REQUEST. Give every entry again, word for word.

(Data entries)
:::::

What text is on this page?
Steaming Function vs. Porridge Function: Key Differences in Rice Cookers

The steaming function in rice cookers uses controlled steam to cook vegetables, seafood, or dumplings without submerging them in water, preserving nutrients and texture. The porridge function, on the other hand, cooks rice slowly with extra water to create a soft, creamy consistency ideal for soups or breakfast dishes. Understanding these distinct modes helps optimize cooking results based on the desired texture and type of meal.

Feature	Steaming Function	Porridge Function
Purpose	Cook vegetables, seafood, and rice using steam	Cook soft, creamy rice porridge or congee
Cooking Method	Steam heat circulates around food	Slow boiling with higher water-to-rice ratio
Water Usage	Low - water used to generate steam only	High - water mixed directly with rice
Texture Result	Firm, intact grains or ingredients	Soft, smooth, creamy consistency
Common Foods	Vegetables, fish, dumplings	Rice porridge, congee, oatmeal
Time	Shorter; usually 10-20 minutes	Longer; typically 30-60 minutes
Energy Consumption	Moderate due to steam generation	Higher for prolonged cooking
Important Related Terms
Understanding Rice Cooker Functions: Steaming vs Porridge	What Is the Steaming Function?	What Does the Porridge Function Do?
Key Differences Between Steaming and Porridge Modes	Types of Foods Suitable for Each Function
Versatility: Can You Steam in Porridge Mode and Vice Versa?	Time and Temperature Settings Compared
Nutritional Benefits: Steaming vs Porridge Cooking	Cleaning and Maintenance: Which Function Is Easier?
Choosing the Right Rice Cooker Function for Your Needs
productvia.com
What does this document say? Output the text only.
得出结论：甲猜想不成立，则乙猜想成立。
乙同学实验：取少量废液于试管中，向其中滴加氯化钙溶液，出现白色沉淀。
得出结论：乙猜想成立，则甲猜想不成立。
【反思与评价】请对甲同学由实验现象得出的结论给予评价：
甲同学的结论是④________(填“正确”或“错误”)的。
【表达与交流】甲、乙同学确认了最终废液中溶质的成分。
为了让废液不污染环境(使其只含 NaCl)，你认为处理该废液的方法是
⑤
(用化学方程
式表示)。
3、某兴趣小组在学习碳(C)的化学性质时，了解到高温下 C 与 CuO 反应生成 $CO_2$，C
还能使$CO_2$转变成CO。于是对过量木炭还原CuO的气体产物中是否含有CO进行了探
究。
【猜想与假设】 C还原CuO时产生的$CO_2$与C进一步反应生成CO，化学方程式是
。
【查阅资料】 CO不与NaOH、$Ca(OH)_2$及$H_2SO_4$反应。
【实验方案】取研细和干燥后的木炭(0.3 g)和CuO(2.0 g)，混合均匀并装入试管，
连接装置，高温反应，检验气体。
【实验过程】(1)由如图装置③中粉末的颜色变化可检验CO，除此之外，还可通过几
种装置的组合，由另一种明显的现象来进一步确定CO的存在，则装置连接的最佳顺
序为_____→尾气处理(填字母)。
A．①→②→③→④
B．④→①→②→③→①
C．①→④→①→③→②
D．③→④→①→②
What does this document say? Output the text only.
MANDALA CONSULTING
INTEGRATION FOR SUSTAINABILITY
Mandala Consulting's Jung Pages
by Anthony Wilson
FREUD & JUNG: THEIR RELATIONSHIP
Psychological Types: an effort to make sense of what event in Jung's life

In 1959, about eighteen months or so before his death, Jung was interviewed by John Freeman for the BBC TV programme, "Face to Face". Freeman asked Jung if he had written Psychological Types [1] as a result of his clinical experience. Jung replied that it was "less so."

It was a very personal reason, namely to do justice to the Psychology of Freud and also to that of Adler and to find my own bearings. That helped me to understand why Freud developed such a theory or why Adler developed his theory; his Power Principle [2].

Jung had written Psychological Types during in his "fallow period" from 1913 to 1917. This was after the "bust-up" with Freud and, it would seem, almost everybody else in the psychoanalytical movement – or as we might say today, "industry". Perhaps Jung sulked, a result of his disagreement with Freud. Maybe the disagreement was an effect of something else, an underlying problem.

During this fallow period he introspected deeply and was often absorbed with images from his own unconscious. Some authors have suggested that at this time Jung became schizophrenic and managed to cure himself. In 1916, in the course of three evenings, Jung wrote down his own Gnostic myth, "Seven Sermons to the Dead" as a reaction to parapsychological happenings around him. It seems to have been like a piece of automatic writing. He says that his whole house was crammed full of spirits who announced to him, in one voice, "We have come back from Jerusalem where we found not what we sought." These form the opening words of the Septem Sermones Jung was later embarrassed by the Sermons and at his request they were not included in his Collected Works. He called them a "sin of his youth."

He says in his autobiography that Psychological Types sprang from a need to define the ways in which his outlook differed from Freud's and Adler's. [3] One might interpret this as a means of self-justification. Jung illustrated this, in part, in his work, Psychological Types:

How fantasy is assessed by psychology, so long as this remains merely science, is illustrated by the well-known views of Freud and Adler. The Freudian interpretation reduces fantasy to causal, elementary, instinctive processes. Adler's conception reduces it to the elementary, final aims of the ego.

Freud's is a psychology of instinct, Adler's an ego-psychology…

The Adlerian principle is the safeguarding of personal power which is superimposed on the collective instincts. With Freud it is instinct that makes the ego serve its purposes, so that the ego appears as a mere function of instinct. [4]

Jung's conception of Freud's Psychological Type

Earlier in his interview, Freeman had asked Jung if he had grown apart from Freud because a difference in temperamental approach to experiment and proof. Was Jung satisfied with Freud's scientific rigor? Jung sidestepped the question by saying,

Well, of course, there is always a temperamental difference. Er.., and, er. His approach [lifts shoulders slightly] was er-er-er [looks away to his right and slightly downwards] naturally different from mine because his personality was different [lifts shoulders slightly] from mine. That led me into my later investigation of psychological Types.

:::::

RESULT OF THE TASK.
What text is on this page?
Steaming Function vs. Porridge Function: Key Differences in Rice Cookers

The steaming function in rice cookers uses controlled steam to cook vegetables, seafood, or dumplings without submerging them in water, preserving nutrients and texture. The porridge function, on the other hand, cooks rice slowly with extra water to create a soft, creamy consistency ideal for soups or breakfast dishes. Understanding these distinct modes helps optimize cooking results based on the desired texture and type of meal.

Feature	Steaming Function	Porridge Function
Purpose	Cook vegetables, seafood, and rice using steam	Cook soft, creamy rice porridge or congee
Cooking Method	Steam heat circulates around food	Slow boiling with higher water-to-rice ratio
Water Usage	Low - water used to generate steam only	High - water mixed directly with rice
Texture Result	Firm, intact grains or ingredients	Soft, smooth, creamy consistency
Common Foods	Vegetables, fish, dumplings	Rice porridge, congee, oatmeal
Time	Shorter; usually 10-20 minutes	Longer; typically 30-60 minutes
Energy Consumption	Moderate due to steam generation	Higher for prolonged cooking
Important Related Terms
Understanding Rice Cooker Functions: Steaming vs Porridge	What Is the Steaming Function?	What Does the Porridge Function Do?
Key Differences Between Steaming and Porridge Modes	Types of Foods Suitable for Each Function
Versatility: Can You Steam in Porridge Mode and Vice Versa?	Time and Temperature Settings Compared
Nutritional Benefits: Steaming vs Porridge Cooking	Cleaning and Maintenance: Which Function Is Easier?
Choosing the Right Rice Cooker Function for Your Needs
productvia.com
What does this document say? Output the text only.
得出结论：甲猜想不成立，则乙猜想成立。
乙同学实验：取少量废液于试管中，向其中滴加氯化钙溶液，出现白色沉淀。
得出结论：乙猜想成立，则甲猜想不成立。
【反思与评价】请对甲同学由实验现象得出的结论给予评价：
甲同学的结论是④________(填“正确”或“错误”)的。
【表达与交流】甲、乙同学确认了最终废液中溶质的成分。
为了让废液不污染环境(使其只含 NaCl)，你认为处理该废液的方法是
⑤
(用化学方程
式表示)。
3、某兴趣小组在学习碳(C)的化学性质时，了解到高温下 C 与 CuO 反应生成 $CO_2$，C
还能使$CO_2$转变成CO。于是对过量木炭还原CuO的气体产物中是否含有CO进行了探
究。
【猜想与假设】 C还原CuO时产生的$CO_2$与C进一步反应生成CO，化学方程式是
。
【查阅资料】 CO不与NaOH、$Ca(OH)_2$及$H_2SO_4$反应。
【实验方案】取研细和干燥后的木炭(0.3 g)和CuO(2.0 g)，混合均匀并装入试管，
连接装置，高温反应，检验气体。
【实验过程】(1)由如图装置③中粉末的颜色变化可检验CO，除此之外，还可通过几
种装置的组合，由另一种明显的现象来进一步确定CO的存在，则装置连接的最佳顺
序为_____→尾气处理(填字母)。
A．①→②→③→④
B．④→①→②→③→①
C．①→④→①→③→②
D．③→④→①→②
What does this document say? Output the text only.
MANDALA CONSULTING
INTEGRATION FOR SUSTAINABILITY
Mandala Consulting's Jung Pages
by Anthony Wilson
FREUD & JUNG: THEIR RELATIONSHIP
Psychological Types: an effort to make sense of what event in Jung's life

In 1959, about eighteen months or so before his death, Jung was interviewed by John Freeman for the BBC TV programme, "Face to Face". Freeman asked Jung if he had written Psychological Types [1] as a result of his clinical experience. Jung replied that it was "less so."

It was a very personal reason, namely to do justice to the Psychology of Freud and also to that of Adler and to find my own bearings. That helped me to understand why Freud developed such a theory or why Adler developed his theory; his Power Principle [2].

Jung had written Psychological Types during in his "fallow period" from 1913 to 1917. This was after the "bust-up" with Freud and, it would seem, almost everybody else in the psychoanalytical movement – or as we might say today, "industry". Perhaps Jung sulked, a result of his disagreement with Freud. Maybe the disagreement was an effect of something else, an underlying problem.

During this fallow period he introspected deeply and was often absorbed with images from his own unconscious. Some authors have suggested that at this time Jung became schizophrenic and managed to cure himself. In 1916, in the course of three evenings, Jung wrote down his own Gnostic myth, "Seven Sermons to the Dead" as a reaction to parapsychological happenings around him. It seems to have been like a piece of automatic writing. He says that his whole house was crammed full of spirits who announced to him, in one voice, "We have come back from Jerusalem where we found not what we sought." These form the opening words of the Septem Sermones Jung was later embarrassed by the Sermons and at his request they were not included in his Collected Works. He called them a "sin of his youth."

He says in his autobiography that Psychological Types sprang from a need to define the ways in which his outlook differed from Freud's and Adler's. [3] One might interpret this as a means of self-justification. Jung illustrated this, in part, in his work, Psychological Types:

How fantasy is assessed by psychology, so long as this remains merely science, is illustrated by the well-known views of Freud and Adler. The Freudian interpretation reduces fantasy to causal, elementary, instinctive processes. Adler's conception reduces it to the elementary, final aims of the ego.

Freud's is a psychology of instinct, Adler's an ego-psychology…

The Adlerian principle is the safeguarding of personal power which is superimposed on the collective instincts. With Freud it is instinct that makes the ego serve its purposes, so that the ego appears as a mere function of instinct. [4]

Jung's conception of Freud's Psychological Type

Earlier in his interview, Freeman had asked Jung if he had grown apart from Freud because a difference in temperamental approach to experiment and proof. Was Jung satisfied with Freud's scientific rigor? Jung sidestepped the question by saying,

Well, of course, there is always a temperamental difference. Er.., and, er. His approach [lifts shoulders slightly] was er-er-er [looks away to his right and slightly downwards] naturally different from mine because his personality was different [lifts shoulders slightly] from mine. That led me into my later investigation of psychological Types.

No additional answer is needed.